---- EXTRACTED INFORMATION

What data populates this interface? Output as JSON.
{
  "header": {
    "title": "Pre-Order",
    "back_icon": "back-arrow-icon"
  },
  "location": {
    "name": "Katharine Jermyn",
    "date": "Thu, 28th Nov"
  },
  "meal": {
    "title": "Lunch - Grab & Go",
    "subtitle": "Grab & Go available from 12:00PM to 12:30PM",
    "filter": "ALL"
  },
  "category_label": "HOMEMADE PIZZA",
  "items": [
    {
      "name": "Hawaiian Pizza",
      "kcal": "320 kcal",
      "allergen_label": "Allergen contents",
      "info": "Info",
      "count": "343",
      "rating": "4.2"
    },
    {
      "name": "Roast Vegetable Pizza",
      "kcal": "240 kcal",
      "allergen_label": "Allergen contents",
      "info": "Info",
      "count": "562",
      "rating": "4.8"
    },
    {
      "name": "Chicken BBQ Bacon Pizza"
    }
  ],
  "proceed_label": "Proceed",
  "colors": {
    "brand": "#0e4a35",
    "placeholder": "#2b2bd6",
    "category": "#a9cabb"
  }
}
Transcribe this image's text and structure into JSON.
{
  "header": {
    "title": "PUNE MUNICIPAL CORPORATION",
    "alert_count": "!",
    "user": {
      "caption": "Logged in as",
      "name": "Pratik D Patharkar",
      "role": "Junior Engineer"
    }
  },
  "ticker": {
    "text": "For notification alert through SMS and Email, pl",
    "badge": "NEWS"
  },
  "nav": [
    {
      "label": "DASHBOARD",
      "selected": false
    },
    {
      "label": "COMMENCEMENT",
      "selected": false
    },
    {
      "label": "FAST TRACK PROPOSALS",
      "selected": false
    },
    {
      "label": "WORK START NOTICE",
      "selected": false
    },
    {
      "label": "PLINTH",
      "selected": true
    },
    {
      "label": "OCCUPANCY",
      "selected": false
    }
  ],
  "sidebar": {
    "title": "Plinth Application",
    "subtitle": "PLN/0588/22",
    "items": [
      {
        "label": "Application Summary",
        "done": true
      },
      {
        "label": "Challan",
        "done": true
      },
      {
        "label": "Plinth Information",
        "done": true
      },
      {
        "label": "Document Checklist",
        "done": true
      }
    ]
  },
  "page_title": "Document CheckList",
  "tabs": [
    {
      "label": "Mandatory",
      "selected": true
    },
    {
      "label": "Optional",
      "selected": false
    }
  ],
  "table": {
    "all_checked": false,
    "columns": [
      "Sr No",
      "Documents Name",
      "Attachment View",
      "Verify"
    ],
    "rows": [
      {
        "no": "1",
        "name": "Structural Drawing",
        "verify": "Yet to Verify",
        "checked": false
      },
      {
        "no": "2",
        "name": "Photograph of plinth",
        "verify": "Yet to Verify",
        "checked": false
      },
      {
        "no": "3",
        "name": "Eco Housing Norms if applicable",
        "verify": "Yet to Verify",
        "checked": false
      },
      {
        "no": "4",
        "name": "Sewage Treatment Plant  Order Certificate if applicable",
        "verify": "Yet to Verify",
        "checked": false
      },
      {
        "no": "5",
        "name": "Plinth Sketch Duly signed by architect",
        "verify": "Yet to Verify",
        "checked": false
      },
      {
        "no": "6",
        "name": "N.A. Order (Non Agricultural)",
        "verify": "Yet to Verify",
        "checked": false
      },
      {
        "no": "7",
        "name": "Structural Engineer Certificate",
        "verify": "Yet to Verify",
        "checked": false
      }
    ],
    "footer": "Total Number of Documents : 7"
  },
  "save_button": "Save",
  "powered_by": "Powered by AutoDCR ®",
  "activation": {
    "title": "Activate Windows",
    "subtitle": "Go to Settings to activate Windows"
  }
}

--------

* **WHAT TO DO**
Transcribe every entry verbatim.

* **WRITTEN SOLUTION**
What data populates this interface? Output as JSON.
{
  "header": {
    "title": "Pre-Order",
    "back_icon": "back-arrow-icon"
  },
  "location": {
    "name": "Katharine Jermyn",
    "date": "Thu, 28th Nov"
  },
  "meal": {
    "title": "Lunch - Grab & Go",
    "subtitle": "Grab & Go available from 12:00PM to 12:30PM",
    "filter": "ALL"
  },
  "category_label": "HOMEMADE PIZZA",
  "items": [
    {
      "name": "Hawaiian Pizza",
      "kcal": "320 kcal",
      "allergen_label": "Allergen contents",
      "info": "Info",
      "count": "343",
      "rating": "4.2"
    },
    {
      "name": "Roast Vegetable Pizza",
      "kcal": "240 kcal",
      "allergen_label": "Allergen contents",
      "info": "Info",
      "count": "562",
      "rating": "4.8"
    },
    {
      "name": "Chicken BBQ Bacon Pizza"
    }
  ],
  "proceed_label": "Proceed",
  "colors": {
    "brand": "#0e4a35",
    "placeholder": "#2b2bd6",
    "category": "#a9cabb"
  }
}
Transcribe this image's text and structure into JSON.
{
  "header": {
    "title": "PUNE MUNICIPAL CORPORATION",
    "alert_count": "!",
    "user": {
      "caption": "Logged in as",
      "name": "Pratik D Patharkar",
      "role": "Junior Engineer"
    }
  },
  "ticker": {
    "text": "For notification alert through SMS and Email, pl",
    "badge": "NEWS"
  },
  "nav": [
    {
      "label": "DASHBOARD",
      "selected": false
    },
    {
      "label": "COMMENCEMENT",
      "selected": false
    },
    {
      "label": "FAST TRACK PROPOSALS",
      "selected": false
    },
    {
      "label": "WORK START NOTICE",
      "selected": false
    },
    {
      "label": "PLINTH",
      "selected": true
    },
    {
      "label": "OCCUPANCY",
      "selected": false
    }
  ],
  "sidebar": {
    "title": "Plinth Application",
    "subtitle": "PLN/0588/22",
    "items": [
      {
        "label": "Application Summary",
        "done": true
      },
      {
        "label": "Challan",
        "done": true
      },
      {
        "label": "Plinth Information",
        "done": true
      },
      {
        "label": "Document Checklist",
        "done": true
      }
    ]
  },
  "page_title": "Document CheckList",
  "tabs": [
    {
      "label": "Mandatory",
      "selected": true
    },
    {
      "label": "Optional",
      "selected": false
    }
  ],
  "table": {
    "all_checked": false,
    "columns": [
      "Sr No",
      "Documents Name",
      "Attachment View",
      "Verify"
    ],
    "rows": [
      {
        "no": "1",
        "name": "Structural Drawing",
        "verify": "Yet to Verify",
        "checked": false
      },
      {
        "no": "2",
        "name": "Photograph of plinth",
        "verify": "Yet to Verify",
        "checked": false
      },
      {
        "no": "3",
        "name": "Eco Housing Norms if applicable",
        "verify": "Yet to Verify",
        "checked": false
      },
      {
        "no": "4",
        "name": "Sewage Treatment Plant  Order Certificate if applicable",
        "verify": "Yet to Verify",
        "checked": false
      },
      {
        "no": "5",
        "name": "Plinth Sketch Duly signed by architect",
        "verify": "Yet to Verify",
        "checked": false
      },
      {
        "no": "6",
        "name": "N.A. Order (Non Agricultural)",
        "verify": "Yet to Verify",
        "checked": false
      },
      {
        "no": "7",
        "name": "Structural Engineer Certificate",
        "verify": "Yet to Verify",
        "checked": false
      }
    ],
    "footer": "Total Number of Documents : 7"
  },
  "save_button": "Save",
  "powered_by": "Powered by AutoDCR ®",
  "activation": {
    "title": "Activate Windows",
    "subtitle": "Go to Settings to activate Windows"
  }
}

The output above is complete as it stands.